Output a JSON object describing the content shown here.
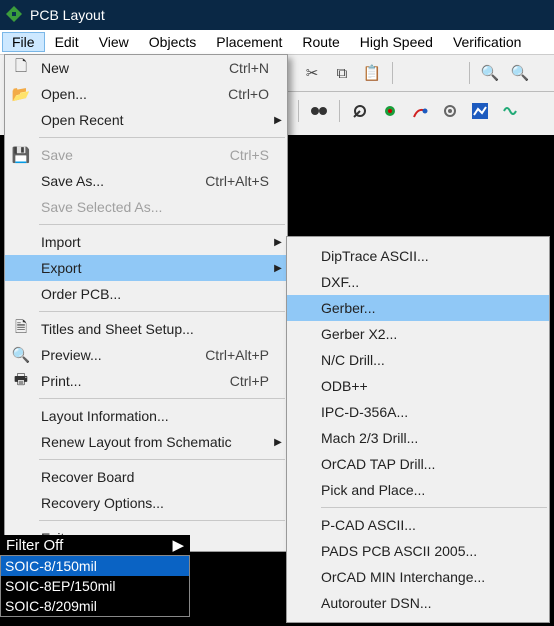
{
  "title": "PCB Layout",
  "menubar": [
    "File",
    "Edit",
    "View",
    "Objects",
    "Placement",
    "Route",
    "High Speed",
    "Verification"
  ],
  "active_menu_index": 0,
  "file_menu": {
    "new": {
      "label": "New",
      "shortcut": "Ctrl+N"
    },
    "open": {
      "label": "Open...",
      "shortcut": "Ctrl+O"
    },
    "recent": {
      "label": "Open Recent"
    },
    "save": {
      "label": "Save",
      "shortcut": "Ctrl+S"
    },
    "saveas": {
      "label": "Save As...",
      "shortcut": "Ctrl+Alt+S"
    },
    "savesel": {
      "label": "Save Selected As..."
    },
    "import": {
      "label": "Import"
    },
    "export": {
      "label": "Export"
    },
    "order": {
      "label": "Order PCB..."
    },
    "titles": {
      "label": "Titles and Sheet Setup..."
    },
    "preview": {
      "label": "Preview...",
      "shortcut": "Ctrl+Alt+P"
    },
    "print": {
      "label": "Print...",
      "shortcut": "Ctrl+P"
    },
    "layoutinfo": {
      "label": "Layout Information..."
    },
    "renew": {
      "label": "Renew Layout from Schematic"
    },
    "recover": {
      "label": "Recover Board"
    },
    "recopts": {
      "label": "Recovery Options..."
    },
    "exit": {
      "label": "Exit"
    }
  },
  "export_menu": [
    "DipTrace ASCII...",
    "DXF...",
    "Gerber...",
    "Gerber X2...",
    "N/C Drill...",
    "ODB++",
    "IPC-D-356A...",
    "Mach 2/3 Drill...",
    "OrCAD TAP Drill...",
    "Pick and Place...",
    "__sep__",
    "P-CAD ASCII...",
    "PADS PCB ASCII 2005...",
    "OrCAD MIN Interchange...",
    "Autorouter DSN..."
  ],
  "export_selected_index": 2,
  "filter_label": "Filter Off",
  "component_list": [
    "SOIC-8/150mil",
    "SOIC-8EP/150mil",
    "SOIC-8/209mil"
  ],
  "component_selected_index": 0
}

• SHORT TASK
Where a line in the material above holds "Ctrl", copy that line.

• THE RESPONSE
      "shortcut": "Ctrl+N"
      "shortcut": "Ctrl+O"
      "shortcut": "Ctrl+S"
      "shortcut": "Ctrl+Alt+S"
      "shortcut": "Ctrl+Alt+P"
      "shortcut": "Ctrl+P"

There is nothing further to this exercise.